Reproduce each line exactly.

__Data provided__.
-.-.-

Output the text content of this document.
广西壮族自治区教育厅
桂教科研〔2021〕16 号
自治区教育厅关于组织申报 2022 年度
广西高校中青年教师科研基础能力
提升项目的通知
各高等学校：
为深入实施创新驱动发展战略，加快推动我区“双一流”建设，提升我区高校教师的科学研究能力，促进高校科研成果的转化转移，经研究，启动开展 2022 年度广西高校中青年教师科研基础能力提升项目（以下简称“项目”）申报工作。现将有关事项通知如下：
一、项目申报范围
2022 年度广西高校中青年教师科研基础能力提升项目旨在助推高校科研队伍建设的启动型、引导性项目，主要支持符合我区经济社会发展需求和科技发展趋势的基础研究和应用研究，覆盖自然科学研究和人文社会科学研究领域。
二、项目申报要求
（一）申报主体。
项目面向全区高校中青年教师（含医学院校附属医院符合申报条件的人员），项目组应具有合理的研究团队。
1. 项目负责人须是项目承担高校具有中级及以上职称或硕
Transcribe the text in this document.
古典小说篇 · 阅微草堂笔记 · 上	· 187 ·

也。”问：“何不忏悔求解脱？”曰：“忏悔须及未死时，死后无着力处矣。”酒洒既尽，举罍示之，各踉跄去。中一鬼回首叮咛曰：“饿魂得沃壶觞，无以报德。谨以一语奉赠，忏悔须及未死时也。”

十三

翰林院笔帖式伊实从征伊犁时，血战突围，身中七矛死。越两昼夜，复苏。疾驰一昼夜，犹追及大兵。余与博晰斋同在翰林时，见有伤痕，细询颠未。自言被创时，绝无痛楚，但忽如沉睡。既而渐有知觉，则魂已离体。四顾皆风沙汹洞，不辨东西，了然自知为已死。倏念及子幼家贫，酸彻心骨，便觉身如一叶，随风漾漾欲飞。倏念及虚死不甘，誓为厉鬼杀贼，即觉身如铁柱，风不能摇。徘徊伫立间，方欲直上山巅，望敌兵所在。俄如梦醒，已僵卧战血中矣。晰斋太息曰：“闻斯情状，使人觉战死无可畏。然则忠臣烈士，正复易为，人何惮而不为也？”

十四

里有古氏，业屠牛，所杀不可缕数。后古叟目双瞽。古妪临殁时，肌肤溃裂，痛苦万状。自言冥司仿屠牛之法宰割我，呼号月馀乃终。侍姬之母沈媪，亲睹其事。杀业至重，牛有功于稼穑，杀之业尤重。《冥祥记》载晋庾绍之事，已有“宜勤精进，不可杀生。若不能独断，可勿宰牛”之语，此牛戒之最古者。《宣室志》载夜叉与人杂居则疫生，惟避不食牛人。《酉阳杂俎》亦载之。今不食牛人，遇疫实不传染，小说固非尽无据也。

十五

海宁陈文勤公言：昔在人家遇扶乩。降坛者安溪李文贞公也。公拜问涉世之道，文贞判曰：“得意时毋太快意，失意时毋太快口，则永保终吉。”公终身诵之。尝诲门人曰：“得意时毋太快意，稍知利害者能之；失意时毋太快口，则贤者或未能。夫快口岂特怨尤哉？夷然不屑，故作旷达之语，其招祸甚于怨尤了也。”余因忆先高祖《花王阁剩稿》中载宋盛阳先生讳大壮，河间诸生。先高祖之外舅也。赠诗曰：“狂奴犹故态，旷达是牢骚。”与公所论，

-.-.-

__Task result__.
Output the text content of this document.
广西壮族自治区教育厅
桂教科研〔2021〕16 号
自治区教育厅关于组织申报 2022 年度
广西高校中青年教师科研基础能力
提升项目的通知
各高等学校：
为深入实施创新驱动发展战略，加快推动我区“双一流”建设，提升我区高校教师的科学研究能力，促进高校科研成果的转化转移，经研究，启动开展 2022 年度广西高校中青年教师科研基础能力提升项目（以下简称“项目”）申报工作。现将有关事项通知如下：
一、项目申报范围
2022 年度广西高校中青年教师科研基础能力提升项目旨在助推高校科研队伍建设的启动型、引导性项目，主要支持符合我区经济社会发展需求和科技发展趋势的基础研究和应用研究，覆盖自然科学研究和人文社会科学研究领域。
二、项目申报要求
（一）申报主体。
项目面向全区高校中青年教师（含医学院校附属医院符合申报条件的人员），项目组应具有合理的研究团队。
1. 项目负责人须是项目承担高校具有中级及以上职称或硕
Transcribe the text in this document.
古典小说篇 · 阅微草堂笔记 · 上	· 187 ·

也。”问：“何不忏悔求解脱？”曰：“忏悔须及未死时，死后无着力处矣。”酒洒既尽，举罍示之，各踉跄去。中一鬼回首叮咛曰：“饿魂得沃壶觞，无以报德。谨以一语奉赠，忏悔须及未死时也。”

十三

翰林院笔帖式伊实从征伊犁时，血战突围，身中七矛死。越两昼夜，复苏。疾驰一昼夜，犹追及大兵。余与博晰斋同在翰林时，见有伤痕，细询颠未。自言被创时，绝无痛楚，但忽如沉睡。既而渐有知觉，则魂已离体。四顾皆风沙汹洞，不辨东西，了然自知为已死。倏念及子幼家贫，酸彻心骨，便觉身如一叶，随风漾漾欲飞。倏念及虚死不甘，誓为厉鬼杀贼，即觉身如铁柱，风不能摇。徘徊伫立间，方欲直上山巅，望敌兵所在。俄如梦醒，已僵卧战血中矣。晰斋太息曰：“闻斯情状，使人觉战死无可畏。然则忠臣烈士，正复易为，人何惮而不为也？”

十四

里有古氏，业屠牛，所杀不可缕数。后古叟目双瞽。古妪临殁时，肌肤溃裂，痛苦万状。自言冥司仿屠牛之法宰割我，呼号月馀乃终。侍姬之母沈媪，亲睹其事。杀业至重，牛有功于稼穑，杀之业尤重。《冥祥记》载晋庾绍之事，已有“宜勤精进，不可杀生。若不能独断，可勿宰牛”之语，此牛戒之最古者。《宣室志》载夜叉与人杂居则疫生，惟避不食牛人。《酉阳杂俎》亦载之。今不食牛人，遇疫实不传染，小说固非尽无据也。

十五

海宁陈文勤公言：昔在人家遇扶乩。降坛者安溪李文贞公也。公拜问涉世之道，文贞判曰：“得意时毋太快意，失意时毋太快口，则永保终吉。”公终身诵之。尝诲门人曰：“得意时毋太快意，稍知利害者能之；失意时毋太快口，则贤者或未能。夫快口岂特怨尤哉？夷然不屑，故作旷达之语，其招祸甚于怨尤了也。”余因忆先高祖《花王阁剩稿》中载宋盛阳先生讳大壮，河间诸生。先高祖之外舅也。赠诗曰：“狂奴犹故态，旷达是牢骚。”与公所论，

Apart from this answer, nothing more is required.